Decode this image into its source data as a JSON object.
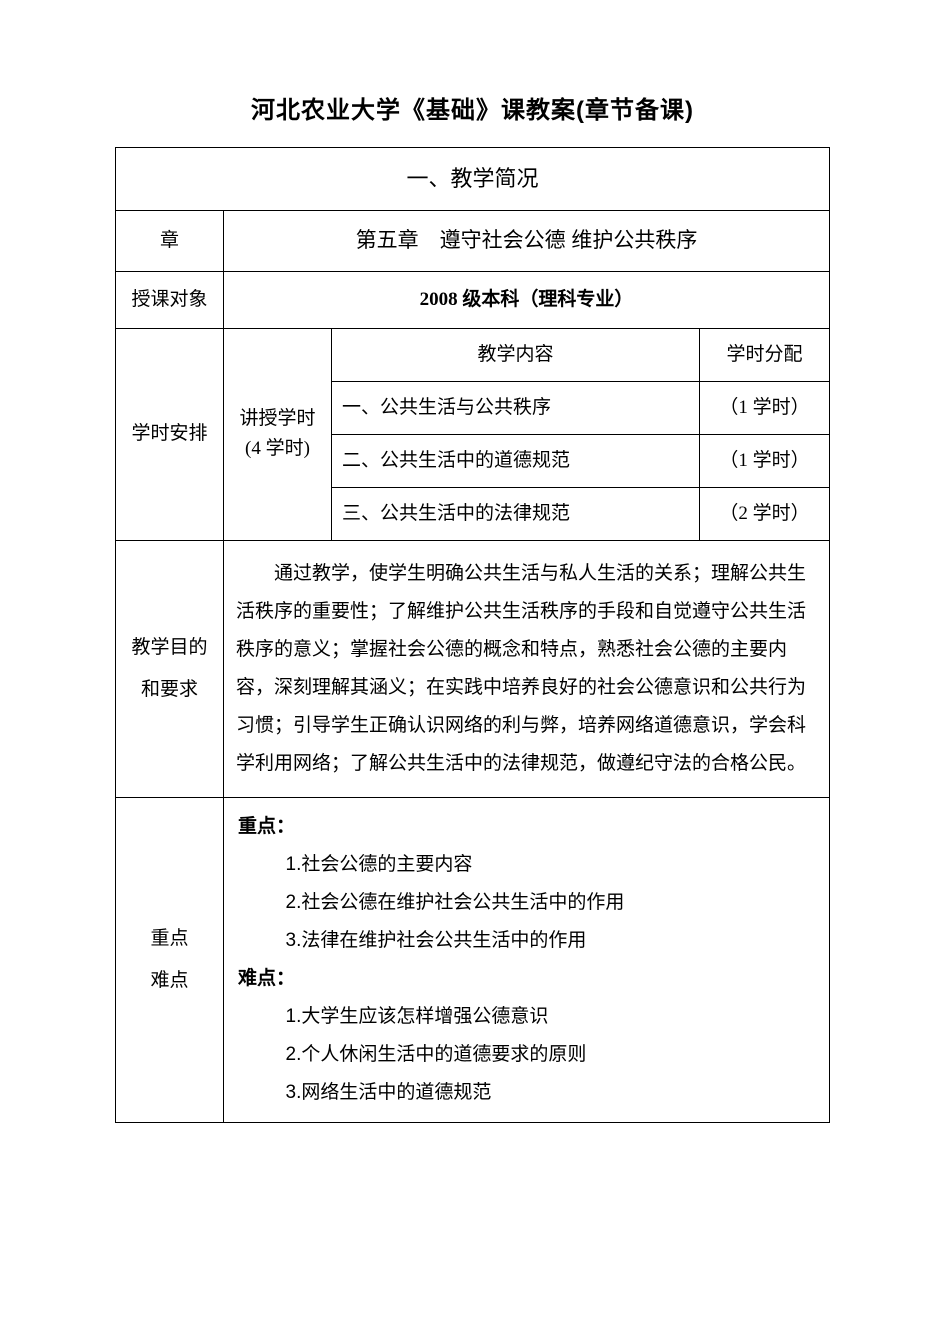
{
  "title": "河北农业大学《基础》课教案(章节备课)",
  "section_header": "一、教学简况",
  "rows": {
    "chapter": {
      "label": "章",
      "value": "第五章　遵守社会公德  维护公共秩序"
    },
    "audience": {
      "label": "授课对象",
      "value": "2008 级本科（理科专业）"
    },
    "schedule": {
      "label": "学时安排",
      "hours_label_1": "讲授学时",
      "hours_label_2": "(4 学时)",
      "content_header": "教学内容",
      "allocation_header": "学时分配",
      "items": [
        {
          "content": "一、公共生活与公共秩序",
          "allocation": "（1 学时）"
        },
        {
          "content": "二、公共生活中的道德规范",
          "allocation": "（1 学时）"
        },
        {
          "content": "三、公共生活中的法律规范",
          "allocation": "（2 学时）"
        }
      ]
    },
    "objectives": {
      "label_1": "教学目的",
      "label_2": "和要求",
      "content": "通过教学，使学生明确公共生活与私人生活的关系；理解公共生活秩序的重要性；了解维护公共生活秩序的手段和自觉遵守公共生活秩序的意义；掌握社会公德的概念和特点，熟悉社会公德的主要内容，深刻理解其涵义；在实践中培养良好的社会公德意识和公共行为习惯；引导学生正确认识网络的利与弊，培养网络道德意识，学会科学利用网络；了解公共生活中的法律规范，做遵纪守法的合格公民。"
    },
    "keypoints": {
      "label_1": "重点",
      "label_2": "难点",
      "heading_1": "重点：",
      "items_1": [
        "1.社会公德的主要内容",
        "2.社会公德在维护社会公共生活中的作用",
        "3.法律在维护社会公共生活中的作用"
      ],
      "heading_2": "难点：",
      "items_2": [
        "1.大学生应该怎样增强公德意识",
        "2.个人休闲生活中的道德要求的原则",
        "3.网络生活中的道德规范"
      ]
    }
  }
}
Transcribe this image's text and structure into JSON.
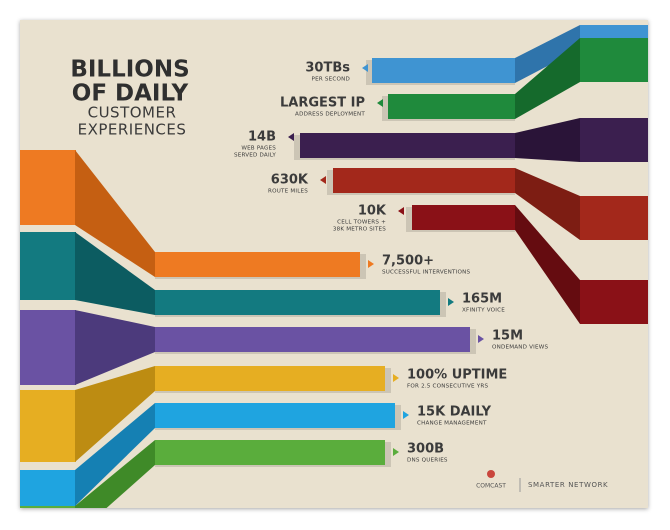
{
  "title": {
    "lines": [
      "BILLIONS",
      "OF DAILY",
      "CUSTOMER",
      "EXPERIENCES"
    ]
  },
  "stats": [
    {
      "value": "30TBs",
      "caption": [
        "PER SECOND"
      ]
    },
    {
      "value": "LARGEST IP",
      "caption": [
        "ADDRESS DEPLOYMENT"
      ]
    },
    {
      "value": "14B",
      "caption": [
        "WEB PAGES",
        "SERVED DAILY"
      ]
    },
    {
      "value": "630K",
      "caption": [
        "ROUTE MILES"
      ]
    },
    {
      "value": "10K",
      "caption": [
        "CELL TOWERS +",
        "38K METRO SITES"
      ]
    },
    {
      "value": "7,500+",
      "caption": [
        "SUCCESSFUL INTERVENTIONS"
      ]
    },
    {
      "value": "165M",
      "caption": [
        "XFINITY VOICE"
      ]
    },
    {
      "value": "15M",
      "caption": [
        "ONDEMAND VIEWS"
      ]
    },
    {
      "value": "100% UPTIME",
      "caption": [
        "FOR 2.5 CONSECUTIVE YRS"
      ]
    },
    {
      "value": "15K DAILY",
      "caption": [
        "CHANGE MANAGEMENT"
      ]
    },
    {
      "value": "300B",
      "caption": [
        "DNS QUERIES"
      ]
    }
  ],
  "footer": {
    "brand": "COMCAST",
    "tagline": "SMARTER NETWORK"
  }
}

--------------------

Copy all lines in the listing above where the string "JSON" appears.

Decode this image into its source data as a JSON object.
Transcribe this image's text and structure into JSON.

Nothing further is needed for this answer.